Given data
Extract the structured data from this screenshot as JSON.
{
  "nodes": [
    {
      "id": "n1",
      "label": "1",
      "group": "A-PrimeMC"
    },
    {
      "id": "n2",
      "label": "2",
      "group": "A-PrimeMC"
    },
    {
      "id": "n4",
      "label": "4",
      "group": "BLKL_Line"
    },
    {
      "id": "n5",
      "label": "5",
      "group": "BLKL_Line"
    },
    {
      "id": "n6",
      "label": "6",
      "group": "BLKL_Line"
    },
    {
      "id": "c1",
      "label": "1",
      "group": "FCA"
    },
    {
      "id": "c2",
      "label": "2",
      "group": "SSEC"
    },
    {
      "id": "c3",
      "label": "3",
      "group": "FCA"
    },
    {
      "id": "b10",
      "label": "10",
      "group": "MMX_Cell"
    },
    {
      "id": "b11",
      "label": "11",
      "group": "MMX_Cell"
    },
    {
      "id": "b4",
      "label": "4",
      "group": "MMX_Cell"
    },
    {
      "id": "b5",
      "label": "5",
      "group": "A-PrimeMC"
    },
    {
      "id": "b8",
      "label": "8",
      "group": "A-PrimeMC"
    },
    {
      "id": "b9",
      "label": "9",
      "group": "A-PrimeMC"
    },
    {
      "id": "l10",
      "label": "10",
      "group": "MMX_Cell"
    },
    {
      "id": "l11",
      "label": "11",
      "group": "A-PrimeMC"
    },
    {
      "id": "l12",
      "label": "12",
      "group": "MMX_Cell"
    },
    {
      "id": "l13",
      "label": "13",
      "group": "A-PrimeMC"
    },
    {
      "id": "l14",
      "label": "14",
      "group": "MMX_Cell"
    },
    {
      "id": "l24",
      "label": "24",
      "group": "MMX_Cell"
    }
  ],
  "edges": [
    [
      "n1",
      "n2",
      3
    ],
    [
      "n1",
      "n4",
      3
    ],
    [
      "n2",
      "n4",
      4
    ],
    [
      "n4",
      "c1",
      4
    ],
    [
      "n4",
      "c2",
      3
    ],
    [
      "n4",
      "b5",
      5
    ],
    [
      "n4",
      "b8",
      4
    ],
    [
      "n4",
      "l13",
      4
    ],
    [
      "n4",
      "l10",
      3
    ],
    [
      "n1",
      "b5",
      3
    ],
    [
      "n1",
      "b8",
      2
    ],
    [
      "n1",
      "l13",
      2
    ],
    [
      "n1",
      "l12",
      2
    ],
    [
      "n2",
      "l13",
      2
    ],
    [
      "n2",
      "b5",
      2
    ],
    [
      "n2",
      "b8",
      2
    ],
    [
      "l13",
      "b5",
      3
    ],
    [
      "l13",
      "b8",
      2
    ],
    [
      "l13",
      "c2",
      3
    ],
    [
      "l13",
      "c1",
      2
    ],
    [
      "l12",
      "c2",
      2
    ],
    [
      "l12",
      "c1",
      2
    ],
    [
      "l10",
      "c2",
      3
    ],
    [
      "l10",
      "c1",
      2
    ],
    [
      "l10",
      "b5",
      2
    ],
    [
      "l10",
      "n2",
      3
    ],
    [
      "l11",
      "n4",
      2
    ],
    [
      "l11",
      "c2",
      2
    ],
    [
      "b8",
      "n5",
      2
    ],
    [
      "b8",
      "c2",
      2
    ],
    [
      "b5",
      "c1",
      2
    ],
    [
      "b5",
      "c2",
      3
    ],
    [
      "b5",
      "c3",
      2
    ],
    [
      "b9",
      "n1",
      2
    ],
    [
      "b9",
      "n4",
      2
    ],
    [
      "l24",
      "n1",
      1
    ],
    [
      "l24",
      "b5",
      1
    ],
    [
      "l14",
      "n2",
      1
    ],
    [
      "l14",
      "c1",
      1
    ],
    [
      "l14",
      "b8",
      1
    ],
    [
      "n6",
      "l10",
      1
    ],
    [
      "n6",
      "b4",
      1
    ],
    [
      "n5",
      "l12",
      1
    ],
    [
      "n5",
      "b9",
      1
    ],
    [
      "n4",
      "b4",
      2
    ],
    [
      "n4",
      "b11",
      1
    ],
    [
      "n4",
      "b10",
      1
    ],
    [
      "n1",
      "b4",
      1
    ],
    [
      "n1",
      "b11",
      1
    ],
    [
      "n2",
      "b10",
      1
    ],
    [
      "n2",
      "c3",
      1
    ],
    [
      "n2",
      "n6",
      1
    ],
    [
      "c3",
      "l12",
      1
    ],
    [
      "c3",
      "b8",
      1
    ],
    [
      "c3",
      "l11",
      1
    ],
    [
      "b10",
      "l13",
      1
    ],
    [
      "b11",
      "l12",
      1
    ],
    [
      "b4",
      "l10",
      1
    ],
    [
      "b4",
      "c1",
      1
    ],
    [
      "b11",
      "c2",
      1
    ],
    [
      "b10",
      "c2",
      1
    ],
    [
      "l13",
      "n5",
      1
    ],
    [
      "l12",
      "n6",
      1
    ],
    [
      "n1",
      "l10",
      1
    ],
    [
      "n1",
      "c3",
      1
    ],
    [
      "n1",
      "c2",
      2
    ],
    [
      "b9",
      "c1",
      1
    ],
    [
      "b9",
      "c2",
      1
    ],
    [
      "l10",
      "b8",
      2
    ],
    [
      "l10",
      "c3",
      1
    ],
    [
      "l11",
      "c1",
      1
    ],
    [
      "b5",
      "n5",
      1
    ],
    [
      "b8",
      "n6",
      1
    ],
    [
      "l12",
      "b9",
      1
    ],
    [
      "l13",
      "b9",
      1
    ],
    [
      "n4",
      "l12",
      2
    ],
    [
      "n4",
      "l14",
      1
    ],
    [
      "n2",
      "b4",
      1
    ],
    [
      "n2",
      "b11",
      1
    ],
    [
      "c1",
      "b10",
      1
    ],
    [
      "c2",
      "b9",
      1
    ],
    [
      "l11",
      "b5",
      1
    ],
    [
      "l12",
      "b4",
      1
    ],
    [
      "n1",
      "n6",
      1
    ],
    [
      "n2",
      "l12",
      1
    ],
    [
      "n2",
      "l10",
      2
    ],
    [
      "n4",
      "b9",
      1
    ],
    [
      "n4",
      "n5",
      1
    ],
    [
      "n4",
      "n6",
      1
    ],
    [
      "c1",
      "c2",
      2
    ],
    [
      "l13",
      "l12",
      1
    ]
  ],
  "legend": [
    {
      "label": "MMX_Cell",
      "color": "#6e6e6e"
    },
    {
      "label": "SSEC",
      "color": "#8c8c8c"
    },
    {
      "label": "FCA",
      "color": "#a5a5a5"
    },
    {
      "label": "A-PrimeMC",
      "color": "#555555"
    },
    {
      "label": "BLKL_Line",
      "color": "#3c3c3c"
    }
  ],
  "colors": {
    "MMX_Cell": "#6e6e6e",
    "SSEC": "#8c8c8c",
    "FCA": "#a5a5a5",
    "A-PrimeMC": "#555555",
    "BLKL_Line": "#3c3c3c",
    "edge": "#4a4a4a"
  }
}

Objective
Retype the listing above in full, with no alterations.

Finished task
Extract the structured data from this screenshot as JSON.
{
  "nodes": [
    {
      "id": "n1",
      "label": "1",
      "group": "A-PrimeMC"
    },
    {
      "id": "n2",
      "label": "2",
      "group": "A-PrimeMC"
    },
    {
      "id": "n4",
      "label": "4",
      "group": "BLKL_Line"
    },
    {
      "id": "n5",
      "label": "5",
      "group": "BLKL_Line"
    },
    {
      "id": "n6",
      "label": "6",
      "group": "BLKL_Line"
    },
    {
      "id": "c1",
      "label": "1",
      "group": "FCA"
    },
    {
      "id": "c2",
      "label": "2",
      "group": "SSEC"
    },
    {
      "id": "c3",
      "label": "3",
      "group": "FCA"
    },
    {
      "id": "b10",
      "label": "10",
      "group": "MMX_Cell"
    },
    {
      "id": "b11",
      "label": "11",
      "group": "MMX_Cell"
    },
    {
      "id": "b4",
      "label": "4",
      "group": "MMX_Cell"
    },
    {
      "id": "b5",
      "label": "5",
      "group": "A-PrimeMC"
    },
    {
      "id": "b8",
      "label": "8",
      "group": "A-PrimeMC"
    },
    {
      "id": "b9",
      "label": "9",
      "group": "A-PrimeMC"
    },
    {
      "id": "l10",
      "label": "10",
      "group": "MMX_Cell"
    },
    {
      "id": "l11",
      "label": "11",
      "group": "A-PrimeMC"
    },
    {
      "id": "l12",
      "label": "12",
      "group": "MMX_Cell"
    },
    {
      "id": "l13",
      "label": "13",
      "group": "A-PrimeMC"
    },
    {
      "id": "l14",
      "label": "14",
      "group": "MMX_Cell"
    },
    {
      "id": "l24",
      "label": "24",
      "group": "MMX_Cell"
    }
  ],
  "edges": [
    [
      "n1",
      "n2",
      3
    ],
    [
      "n1",
      "n4",
      3
    ],
    [
      "n2",
      "n4",
      4
    ],
    [
      "n4",
      "c1",
      4
    ],
    [
      "n4",
      "c2",
      3
    ],
    [
      "n4",
      "b5",
      5
    ],
    [
      "n4",
      "b8",
      4
    ],
    [
      "n4",
      "l13",
      4
    ],
    [
      "n4",
      "l10",
      3
    ],
    [
      "n1",
      "b5",
      3
    ],
    [
      "n1",
      "b8",
      2
    ],
    [
      "n1",
      "l13",
      2
    ],
    [
      "n1",
      "l12",
      2
    ],
    [
      "n2",
      "l13",
      2
    ],
    [
      "n2",
      "b5",
      2
    ],
    [
      "n2",
      "b8",
      2
    ],
    [
      "l13",
      "b5",
      3
    ],
    [
      "l13",
      "b8",
      2
    ],
    [
      "l13",
      "c2",
      3
    ],
    [
      "l13",
      "c1",
      2
    ],
    [
      "l12",
      "c2",
      2
    ],
    [
      "l12",
      "c1",
      2
    ],
    [
      "l10",
      "c2",
      3
    ],
    [
      "l10",
      "c1",
      2
    ],
    [
      "l10",
      "b5",
      2
    ],
    [
      "l10",
      "n2",
      3
    ],
    [
      "l11",
      "n4",
      2
    ],
    [
      "l11",
      "c2",
      2
    ],
    [
      "b8",
      "n5",
      2
    ],
    [
      "b8",
      "c2",
      2
    ],
    [
      "b5",
      "c1",
      2
    ],
    [
      "b5",
      "c2",
      3
    ],
    [
      "b5",
      "c3",
      2
    ],
    [
      "b9",
      "n1",
      2
    ],
    [
      "b9",
      "n4",
      2
    ],
    [
      "l24",
      "n1",
      1
    ],
    [
      "l24",
      "b5",
      1
    ],
    [
      "l14",
      "n2",
      1
    ],
    [
      "l14",
      "c1",
      1
    ],
    [
      "l14",
      "b8",
      1
    ],
    [
      "n6",
      "l10",
      1
    ],
    [
      "n6",
      "b4",
      1
    ],
    [
      "n5",
      "l12",
      1
    ],
    [
      "n5",
      "b9",
      1
    ],
    [
      "n4",
      "b4",
      2
    ],
    [
      "n4",
      "b11",
      1
    ],
    [
      "n4",
      "b10",
      1
    ],
    [
      "n1",
      "b4",
      1
    ],
    [
      "n1",
      "b11",
      1
    ],
    [
      "n2",
      "b10",
      1
    ],
    [
      "n2",
      "c3",
      1
    ],
    [
      "n2",
      "n6",
      1
    ],
    [
      "c3",
      "l12",
      1
    ],
    [
      "c3",
      "b8",
      1
    ],
    [
      "c3",
      "l11",
      1
    ],
    [
      "b10",
      "l13",
      1
    ],
    [
      "b11",
      "l12",
      1
    ],
    [
      "b4",
      "l10",
      1
    ],
    [
      "b4",
      "c1",
      1
    ],
    [
      "b11",
      "c2",
      1
    ],
    [
      "b10",
      "c2",
      1
    ],
    [
      "l13",
      "n5",
      1
    ],
    [
      "l12",
      "n6",
      1
    ],
    [
      "n1",
      "l10",
      1
    ],
    [
      "n1",
      "c3",
      1
    ],
    [
      "n1",
      "c2",
      2
    ],
    [
      "b9",
      "c1",
      1
    ],
    [
      "b9",
      "c2",
      1
    ],
    [
      "l10",
      "b8",
      2
    ],
    [
      "l10",
      "c3",
      1
    ],
    [
      "l11",
      "c1",
      1
    ],
    [
      "b5",
      "n5",
      1
    ],
    [
      "b8",
      "n6",
      1
    ],
    [
      "l12",
      "b9",
      1
    ],
    [
      "l13",
      "b9",
      1
    ],
    [
      "n4",
      "l12",
      2
    ],
    [
      "n4",
      "l14",
      1
    ],
    [
      "n2",
      "b4",
      1
    ],
    [
      "n2",
      "b11",
      1
    ],
    [
      "c1",
      "b10",
      1
    ],
    [
      "c2",
      "b9",
      1
    ],
    [
      "l11",
      "b5",
      1
    ],
    [
      "l12",
      "b4",
      1
    ],
    [
      "n1",
      "n6",
      1
    ],
    [
      "n2",
      "l12",
      1
    ],
    [
      "n2",
      "l10",
      2
    ],
    [
      "n4",
      "b9",
      1
    ],
    [
      "n4",
      "n5",
      1
    ],
    [
      "n4",
      "n6",
      1
    ],
    [
      "c1",
      "c2",
      2
    ],
    [
      "l13",
      "l12",
      1
    ]
  ],
  "legend": [
    {
      "label": "MMX_Cell",
      "color": "#6e6e6e"
    },
    {
      "label": "SSEC",
      "color": "#8c8c8c"
    },
    {
      "label": "FCA",
      "color": "#a5a5a5"
    },
    {
      "label": "A-PrimeMC",
      "color": "#555555"
    },
    {
      "label": "BLKL_Line",
      "color": "#3c3c3c"
    }
  ],
  "colors": {
    "MMX_Cell": "#6e6e6e",
    "SSEC": "#8c8c8c",
    "FCA": "#a5a5a5",
    "A-PrimeMC": "#555555",
    "BLKL_Line": "#3c3c3c",
    "edge": "#4a4a4a"
  }
}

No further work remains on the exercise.